Exercise data section start

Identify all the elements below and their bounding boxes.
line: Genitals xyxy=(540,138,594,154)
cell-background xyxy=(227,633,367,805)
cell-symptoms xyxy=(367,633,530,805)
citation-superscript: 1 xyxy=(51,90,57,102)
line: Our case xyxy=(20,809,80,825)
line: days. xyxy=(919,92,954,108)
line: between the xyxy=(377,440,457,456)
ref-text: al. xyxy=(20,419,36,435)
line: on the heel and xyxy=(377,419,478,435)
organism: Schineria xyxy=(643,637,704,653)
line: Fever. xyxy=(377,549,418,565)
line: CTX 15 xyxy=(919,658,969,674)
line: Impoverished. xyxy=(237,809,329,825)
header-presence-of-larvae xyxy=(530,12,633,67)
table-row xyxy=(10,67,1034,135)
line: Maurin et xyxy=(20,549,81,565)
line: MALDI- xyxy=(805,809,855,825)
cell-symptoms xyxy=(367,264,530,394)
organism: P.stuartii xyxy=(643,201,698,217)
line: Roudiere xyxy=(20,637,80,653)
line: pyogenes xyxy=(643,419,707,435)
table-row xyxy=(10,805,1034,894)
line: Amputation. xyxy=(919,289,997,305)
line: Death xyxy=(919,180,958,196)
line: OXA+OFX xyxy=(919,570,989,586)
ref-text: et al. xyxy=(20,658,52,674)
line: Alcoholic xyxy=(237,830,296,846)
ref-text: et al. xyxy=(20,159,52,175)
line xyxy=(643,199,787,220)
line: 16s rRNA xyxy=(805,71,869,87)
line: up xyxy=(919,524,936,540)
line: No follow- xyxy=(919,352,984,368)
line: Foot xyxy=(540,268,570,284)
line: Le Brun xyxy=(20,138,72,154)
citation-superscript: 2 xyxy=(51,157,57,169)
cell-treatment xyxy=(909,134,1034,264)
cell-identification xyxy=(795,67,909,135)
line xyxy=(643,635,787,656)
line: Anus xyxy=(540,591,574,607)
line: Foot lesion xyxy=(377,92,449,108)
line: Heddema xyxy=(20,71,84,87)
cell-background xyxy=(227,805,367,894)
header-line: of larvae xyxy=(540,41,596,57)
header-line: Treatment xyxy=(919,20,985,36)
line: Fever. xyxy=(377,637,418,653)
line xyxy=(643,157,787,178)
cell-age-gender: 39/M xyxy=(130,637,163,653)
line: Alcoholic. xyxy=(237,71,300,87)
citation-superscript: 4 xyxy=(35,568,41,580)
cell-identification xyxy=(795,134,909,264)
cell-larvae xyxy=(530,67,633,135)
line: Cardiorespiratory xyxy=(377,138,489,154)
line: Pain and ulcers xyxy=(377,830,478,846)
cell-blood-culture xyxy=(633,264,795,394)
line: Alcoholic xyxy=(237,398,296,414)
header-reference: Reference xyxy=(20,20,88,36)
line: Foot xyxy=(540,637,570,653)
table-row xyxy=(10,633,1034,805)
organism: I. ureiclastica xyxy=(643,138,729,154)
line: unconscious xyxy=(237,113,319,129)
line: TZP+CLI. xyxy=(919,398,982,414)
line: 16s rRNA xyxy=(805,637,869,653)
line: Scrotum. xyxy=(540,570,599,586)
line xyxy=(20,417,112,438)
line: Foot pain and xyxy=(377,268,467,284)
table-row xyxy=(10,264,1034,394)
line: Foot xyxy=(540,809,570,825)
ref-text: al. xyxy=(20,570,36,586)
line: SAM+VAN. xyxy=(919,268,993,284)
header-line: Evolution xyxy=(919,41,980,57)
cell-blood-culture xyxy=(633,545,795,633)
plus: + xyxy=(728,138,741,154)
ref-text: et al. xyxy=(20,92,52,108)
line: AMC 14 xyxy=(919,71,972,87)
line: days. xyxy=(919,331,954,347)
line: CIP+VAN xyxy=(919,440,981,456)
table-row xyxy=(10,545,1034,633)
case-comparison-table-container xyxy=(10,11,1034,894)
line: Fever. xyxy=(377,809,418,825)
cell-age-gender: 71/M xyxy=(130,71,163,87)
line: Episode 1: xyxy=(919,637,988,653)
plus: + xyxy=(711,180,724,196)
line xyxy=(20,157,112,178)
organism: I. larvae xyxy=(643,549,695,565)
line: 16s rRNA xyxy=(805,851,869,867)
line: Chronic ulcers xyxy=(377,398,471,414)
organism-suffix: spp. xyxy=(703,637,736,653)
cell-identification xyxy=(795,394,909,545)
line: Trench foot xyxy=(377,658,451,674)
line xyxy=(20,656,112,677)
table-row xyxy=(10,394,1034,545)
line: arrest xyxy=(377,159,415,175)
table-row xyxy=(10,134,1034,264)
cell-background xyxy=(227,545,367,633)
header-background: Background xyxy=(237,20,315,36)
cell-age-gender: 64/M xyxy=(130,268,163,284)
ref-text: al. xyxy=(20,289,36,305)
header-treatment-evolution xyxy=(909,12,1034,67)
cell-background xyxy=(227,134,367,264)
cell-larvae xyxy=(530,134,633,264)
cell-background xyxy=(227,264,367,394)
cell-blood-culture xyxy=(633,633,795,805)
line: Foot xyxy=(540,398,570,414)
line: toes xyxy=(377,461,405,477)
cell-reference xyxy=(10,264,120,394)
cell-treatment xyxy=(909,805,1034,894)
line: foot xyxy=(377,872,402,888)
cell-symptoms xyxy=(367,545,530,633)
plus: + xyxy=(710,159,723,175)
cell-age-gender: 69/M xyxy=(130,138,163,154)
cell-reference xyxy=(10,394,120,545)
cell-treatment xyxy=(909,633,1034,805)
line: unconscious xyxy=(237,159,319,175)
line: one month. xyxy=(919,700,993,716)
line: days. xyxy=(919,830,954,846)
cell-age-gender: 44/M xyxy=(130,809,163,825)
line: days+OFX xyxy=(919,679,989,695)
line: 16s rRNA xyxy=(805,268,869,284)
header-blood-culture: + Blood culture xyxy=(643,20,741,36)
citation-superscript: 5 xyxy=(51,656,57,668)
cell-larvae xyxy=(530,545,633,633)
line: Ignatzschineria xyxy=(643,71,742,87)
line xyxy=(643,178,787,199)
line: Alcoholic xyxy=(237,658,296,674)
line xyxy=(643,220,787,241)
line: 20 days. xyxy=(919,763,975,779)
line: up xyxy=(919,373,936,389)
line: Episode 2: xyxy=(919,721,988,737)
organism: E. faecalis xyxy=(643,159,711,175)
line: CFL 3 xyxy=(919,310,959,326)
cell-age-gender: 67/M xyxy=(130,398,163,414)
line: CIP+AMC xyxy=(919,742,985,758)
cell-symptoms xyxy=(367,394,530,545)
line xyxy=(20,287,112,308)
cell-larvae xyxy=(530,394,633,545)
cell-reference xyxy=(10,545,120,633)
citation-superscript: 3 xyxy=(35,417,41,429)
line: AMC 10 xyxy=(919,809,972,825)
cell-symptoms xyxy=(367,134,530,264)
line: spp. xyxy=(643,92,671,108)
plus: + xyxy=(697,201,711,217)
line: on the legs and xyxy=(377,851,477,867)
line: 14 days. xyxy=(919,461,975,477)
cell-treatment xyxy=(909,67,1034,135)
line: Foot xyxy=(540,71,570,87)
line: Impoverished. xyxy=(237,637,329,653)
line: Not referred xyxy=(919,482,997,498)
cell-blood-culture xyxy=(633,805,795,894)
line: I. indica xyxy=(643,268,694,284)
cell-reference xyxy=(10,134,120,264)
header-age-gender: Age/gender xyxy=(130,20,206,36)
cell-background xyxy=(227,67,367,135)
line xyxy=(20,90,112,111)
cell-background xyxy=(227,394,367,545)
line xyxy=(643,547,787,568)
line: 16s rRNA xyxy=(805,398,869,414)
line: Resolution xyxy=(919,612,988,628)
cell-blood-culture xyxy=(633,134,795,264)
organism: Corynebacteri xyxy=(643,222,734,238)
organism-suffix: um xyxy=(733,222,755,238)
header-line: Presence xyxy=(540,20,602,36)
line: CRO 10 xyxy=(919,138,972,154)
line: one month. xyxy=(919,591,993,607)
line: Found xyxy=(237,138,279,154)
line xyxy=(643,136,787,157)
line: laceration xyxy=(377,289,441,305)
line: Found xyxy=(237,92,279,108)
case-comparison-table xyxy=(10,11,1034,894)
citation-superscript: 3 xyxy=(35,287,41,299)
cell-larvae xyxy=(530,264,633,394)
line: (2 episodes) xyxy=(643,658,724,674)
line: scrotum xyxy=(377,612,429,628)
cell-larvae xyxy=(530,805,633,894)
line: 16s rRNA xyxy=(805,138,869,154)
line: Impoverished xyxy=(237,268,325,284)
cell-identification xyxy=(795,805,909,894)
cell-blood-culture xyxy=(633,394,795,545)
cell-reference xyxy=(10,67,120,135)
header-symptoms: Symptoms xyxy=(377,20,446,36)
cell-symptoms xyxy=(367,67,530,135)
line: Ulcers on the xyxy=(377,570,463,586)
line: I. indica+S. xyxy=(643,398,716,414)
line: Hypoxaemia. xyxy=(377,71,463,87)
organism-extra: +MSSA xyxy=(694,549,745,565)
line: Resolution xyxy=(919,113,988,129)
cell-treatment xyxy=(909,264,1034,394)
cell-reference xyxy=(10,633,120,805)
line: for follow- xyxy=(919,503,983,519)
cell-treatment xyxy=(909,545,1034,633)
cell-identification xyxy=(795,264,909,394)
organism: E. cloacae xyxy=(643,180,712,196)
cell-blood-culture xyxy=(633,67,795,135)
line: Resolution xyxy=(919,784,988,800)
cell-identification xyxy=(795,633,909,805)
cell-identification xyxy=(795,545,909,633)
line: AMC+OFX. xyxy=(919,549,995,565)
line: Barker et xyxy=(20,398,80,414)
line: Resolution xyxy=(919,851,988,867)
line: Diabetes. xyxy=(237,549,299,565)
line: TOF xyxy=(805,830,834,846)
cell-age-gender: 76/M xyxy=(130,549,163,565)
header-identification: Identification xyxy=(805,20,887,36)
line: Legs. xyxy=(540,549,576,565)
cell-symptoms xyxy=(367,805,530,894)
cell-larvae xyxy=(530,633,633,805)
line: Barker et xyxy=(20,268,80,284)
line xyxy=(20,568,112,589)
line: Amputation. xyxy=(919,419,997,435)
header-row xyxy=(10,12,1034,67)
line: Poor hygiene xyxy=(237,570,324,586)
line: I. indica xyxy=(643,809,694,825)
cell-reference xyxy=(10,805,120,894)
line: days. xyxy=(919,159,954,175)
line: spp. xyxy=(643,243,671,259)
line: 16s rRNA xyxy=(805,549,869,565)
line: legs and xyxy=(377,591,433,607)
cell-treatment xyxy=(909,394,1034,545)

Exercise data section end

• _Your task_
From the records above, copy each line where the word "Impoverished" can be found.

• _Solution to the problem_
line: Impoverished. xyxy=(237,809,329,825)
line: Impoverished. xyxy=(237,637,329,653)
line: Impoverished xyxy=(237,268,325,284)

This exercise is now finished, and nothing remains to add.